▸ **Your objective**: Reproduce every row below word for word, omitting the pictures.

▸ **Entries taken from a collection**:

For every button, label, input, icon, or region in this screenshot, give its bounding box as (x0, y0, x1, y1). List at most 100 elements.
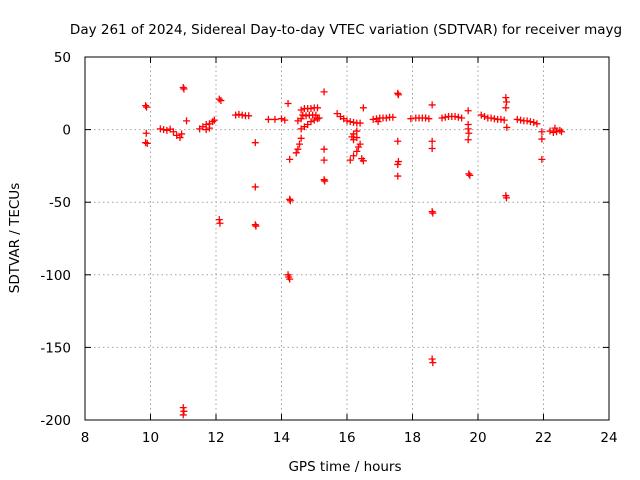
data-point (320, 145, 328, 153)
data-point (205, 124, 213, 132)
y-tick-label: 0 (62, 123, 71, 139)
data-point (142, 102, 150, 110)
data-point (502, 104, 510, 112)
data-point (422, 114, 430, 122)
data-point (299, 111, 307, 119)
data-point (183, 117, 191, 125)
data-point (502, 94, 510, 102)
x-tick-label: 22 (535, 430, 552, 446)
data-point (286, 275, 294, 283)
data-point (343, 117, 351, 125)
data-point (530, 118, 538, 126)
data-point (310, 116, 318, 124)
data-point (179, 83, 187, 91)
data-point (235, 110, 243, 118)
data-point (546, 127, 554, 135)
data-point (389, 113, 397, 121)
data-point (394, 172, 402, 180)
x-axis-label: GPS time / hours (288, 459, 401, 475)
data-point (215, 216, 223, 224)
data-point (210, 116, 218, 124)
data-point (356, 119, 364, 127)
data-point (346, 118, 354, 126)
data-point (180, 85, 188, 93)
data-point (142, 129, 150, 137)
data-point (179, 411, 187, 419)
data-point (533, 120, 541, 128)
data-point (353, 127, 361, 135)
data-point (216, 219, 224, 227)
data-point (294, 145, 302, 153)
x-tick-label: 24 (600, 430, 617, 446)
data-point (502, 98, 510, 106)
data-point (513, 115, 521, 123)
data-point (556, 126, 564, 134)
data-point (321, 177, 329, 185)
data-point (549, 129, 557, 137)
data-point (286, 155, 294, 163)
data-point (286, 195, 294, 203)
data-point (477, 111, 485, 119)
data-point (294, 117, 302, 125)
data-point (503, 123, 511, 131)
data-point (428, 144, 436, 152)
data-point (320, 156, 328, 164)
data-point (438, 114, 446, 122)
data-point (394, 91, 402, 99)
data-point (374, 118, 382, 126)
data-point (209, 118, 217, 126)
data-point (232, 111, 240, 119)
data-point (142, 139, 150, 147)
data-series-sdtvar (142, 83, 566, 419)
data-point (314, 115, 322, 123)
data-point (428, 101, 436, 109)
data-point (314, 104, 322, 112)
data-point (215, 95, 223, 103)
data-point (428, 208, 436, 216)
data-point (394, 158, 402, 166)
data-point (558, 128, 566, 136)
data-point (160, 126, 168, 134)
data-point (464, 136, 472, 144)
y-tick-label: -100 (40, 268, 71, 284)
data-point (297, 134, 305, 142)
data-point (292, 149, 300, 157)
data-point (320, 88, 328, 96)
x-tick-label: 16 (338, 430, 355, 446)
data-point (526, 118, 534, 126)
data-point (359, 104, 367, 112)
data-point (382, 114, 390, 122)
y-tick-label: 50 (54, 50, 71, 66)
data-point (238, 111, 246, 119)
data-point (465, 170, 473, 178)
data-point (307, 105, 315, 113)
data-point (551, 124, 559, 132)
data-point (297, 106, 305, 114)
data-point (350, 152, 358, 160)
data-point (169, 128, 177, 136)
data-point (202, 126, 210, 134)
data-point (538, 155, 546, 163)
data-point (353, 147, 361, 155)
data-point (356, 140, 364, 148)
data-point (178, 130, 186, 138)
data-point (481, 113, 489, 121)
data-point (451, 113, 459, 121)
x-tick-label: 10 (142, 430, 159, 446)
data-point (487, 114, 495, 122)
data-point (458, 114, 466, 122)
x-tick-label: 14 (273, 430, 290, 446)
data-point (251, 139, 259, 147)
data-point (307, 118, 315, 126)
data-point (466, 171, 474, 179)
data-point (284, 99, 292, 107)
plot-frame (84, 56, 610, 421)
data-point (278, 115, 285, 123)
data-point (369, 115, 377, 123)
x-tick-label: 8 (81, 430, 90, 446)
data-point (286, 197, 294, 205)
data-point (428, 355, 436, 363)
y-tick-label: -200 (40, 413, 71, 429)
x-tick-labels: 8 10 12 14 16 18 20 22 24 (81, 430, 618, 446)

▸ **Response**:
For every button, label, input, icon, or region in this screenshot, give its bounding box as (x0, y0, x1, y1). List at most 100 elements.
data-point (320, 145, 328, 153)
data-point (205, 124, 213, 132)
y-tick-label: 0 (62, 123, 71, 139)
data-point (142, 102, 150, 110)
data-point (502, 104, 510, 112)
data-point (422, 114, 430, 122)
data-point (299, 111, 307, 119)
data-point (183, 117, 191, 125)
data-point (502, 94, 510, 102)
x-tick-label: 22 (535, 430, 552, 446)
data-point (286, 275, 294, 283)
data-point (343, 117, 351, 125)
data-point (530, 118, 538, 126)
data-point (310, 116, 318, 124)
data-point (179, 83, 187, 91)
data-point (235, 110, 243, 118)
data-point (546, 127, 554, 135)
data-point (389, 113, 397, 121)
data-point (394, 172, 402, 180)
x-axis-label: GPS time / hours (288, 459, 401, 475)
data-point (215, 216, 223, 224)
data-point (210, 116, 218, 124)
data-point (356, 119, 364, 127)
data-point (346, 118, 354, 126)
data-point (180, 85, 188, 93)
data-point (142, 129, 150, 137)
data-point (179, 411, 187, 419)
data-point (533, 120, 541, 128)
data-point (353, 127, 361, 135)
data-point (216, 219, 224, 227)
data-point (294, 145, 302, 153)
x-tick-label: 24 (600, 430, 617, 446)
data-point (502, 98, 510, 106)
data-point (513, 115, 521, 123)
data-point (556, 126, 564, 134)
data-point (321, 177, 329, 185)
data-point (549, 129, 557, 137)
data-point (286, 155, 294, 163)
data-point (286, 195, 294, 203)
data-point (477, 111, 485, 119)
data-point (294, 117, 302, 125)
data-point (503, 123, 511, 131)
data-point (428, 144, 436, 152)
data-point (320, 156, 328, 164)
data-point (438, 114, 446, 122)
data-point (394, 91, 402, 99)
data-point (374, 118, 382, 126)
data-point (209, 118, 217, 126)
data-point (232, 111, 240, 119)
data-point (142, 139, 150, 147)
data-series-sdtvar (142, 83, 566, 419)
data-point (314, 115, 322, 123)
data-point (428, 101, 436, 109)
data-point (314, 104, 322, 112)
data-point (215, 95, 223, 103)
data-point (428, 208, 436, 216)
data-point (394, 158, 402, 166)
data-point (558, 128, 566, 136)
data-point (160, 126, 168, 134)
data-point (464, 136, 472, 144)
y-tick-label: -100 (40, 268, 71, 284)
data-point (297, 134, 305, 142)
data-point (292, 149, 300, 157)
data-point (320, 88, 328, 96)
x-tick-label: 16 (338, 430, 355, 446)
data-point (526, 118, 534, 126)
data-point (359, 104, 367, 112)
data-point (382, 114, 390, 122)
y-tick-label: 50 (54, 50, 71, 66)
data-point (238, 111, 246, 119)
data-point (465, 170, 473, 178)
data-point (307, 105, 315, 113)
data-point (551, 124, 559, 132)
data-point (297, 106, 305, 114)
data-point (350, 152, 358, 160)
data-point (169, 128, 177, 136)
data-point (202, 126, 210, 134)
data-point (538, 155, 546, 163)
data-point (353, 147, 361, 155)
data-point (356, 140, 364, 148)
data-point (178, 130, 186, 138)
data-point (481, 113, 489, 121)
data-point (451, 113, 459, 121)
x-tick-label: 10 (142, 430, 159, 446)
data-point (487, 114, 495, 122)
data-point (458, 114, 466, 122)
x-tick-label: 14 (273, 430, 290, 446)
data-point (251, 139, 259, 147)
data-point (307, 118, 315, 126)
data-point (466, 171, 474, 179)
data-point (284, 99, 292, 107)
plot-frame (84, 56, 610, 421)
data-point (278, 115, 285, 123)
data-point (369, 115, 377, 123)
x-tick-label: 8 (81, 430, 90, 446)
data-point (286, 197, 294, 205)
data-point (428, 355, 436, 363)
y-tick-label: -200 (40, 413, 71, 429)
x-tick-labels: 8 10 12 14 16 18 20 22 24 (81, 430, 618, 446)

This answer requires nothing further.